● Ausgangstext:
Clarke, Shermer, Kurzweil
Die Referenz der Drehbuchautoren auf den Shermer-Aufsatz endet reicht aber viel weiter: Um die technologische und wissenschaftliche Überlegenheit einer solchen Intelligenz zu verdeutlichen, stellt Shermer einen Bezug her zur rasanten technologischen Entwicklung unserer Zeit. Unter Berufung auf Ray Kurzweil, Chefentwickler bei Google und Pionier der Erforschung Künstlicher Intelligenz, geht Shermer davon aus, dass die Computertechnologie etwa im Jahr 2050 den Punkt einer Singularität erreicht, also allem menschlichen Denken überlegen sein wird. Shermer geht davon aus, dass eine außerirdische Intelligenz, die in der Lage wäre, die Erde aufzusuchen, diesen Entwicklungsstand noch einmal um ein Vielfaches übertreffen müsste.
Die Prämisse dieser Folge ist also: Shermer, Clarke und Kurzweil (und Shakespeare) haben Recht behalten. In dem Moment, in dem der Zustand einer Singularität erreicht wird, bricht laut Star Trek der Dritte Weltkrieg auf der Erde aus (ob eine Kausalität besteht, bleibt offen). Laut Shermer und Clarke ist der einzige Ausweg aus diesem Zustand das Erreichen einer höheren Bewusstseinsstufe. Das gelingt im Star Trek-Kanon im Jahr 2063, als Zefram Cochrane seinen ersten Warp-Flug durchführt. Dieses epochale Ereignis ist zentraler Bestandteil des ebenfalls von Jonathan Frakes dirigierten Trek-Kinofilms “First Contact”. Darin erleben wir, wie der fiktive Wissenschaftler, ganz im Sinne Shermers, das Tor zu den Sternen aufstößt (“Ad Astra!”) und gleichzeitig das zweite Clarkesche Gesetz erfüllt: “The only way of discovering the limits of the possible is to venture a little way past them into the impossible.”

● Aufgabe: Nenne alle Personen, deren Namen im Ausgangstext vorkommen.

● Bereitgestellte Daten:
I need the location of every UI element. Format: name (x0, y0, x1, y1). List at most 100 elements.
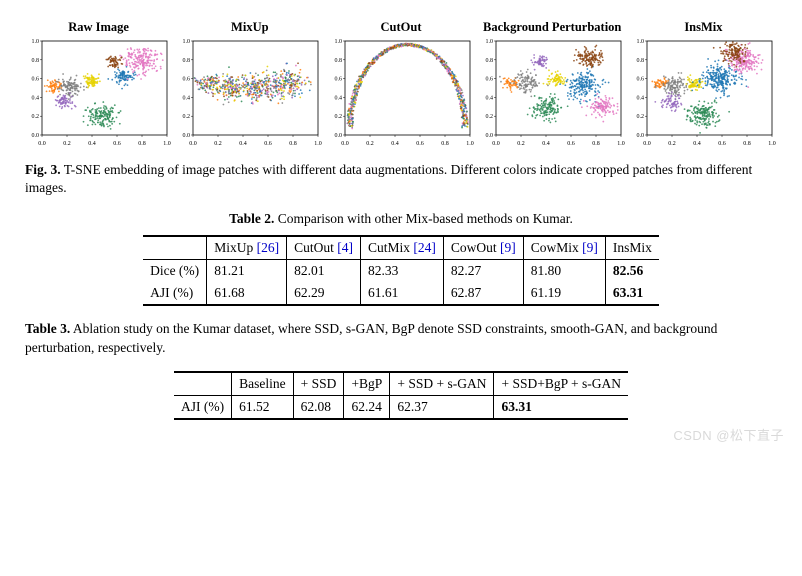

● Lösung:
- Clarke
- Shermer
- Ray Kurzweil
- Shakespeare
- Zefram Cochrane
- Jonathan Frakes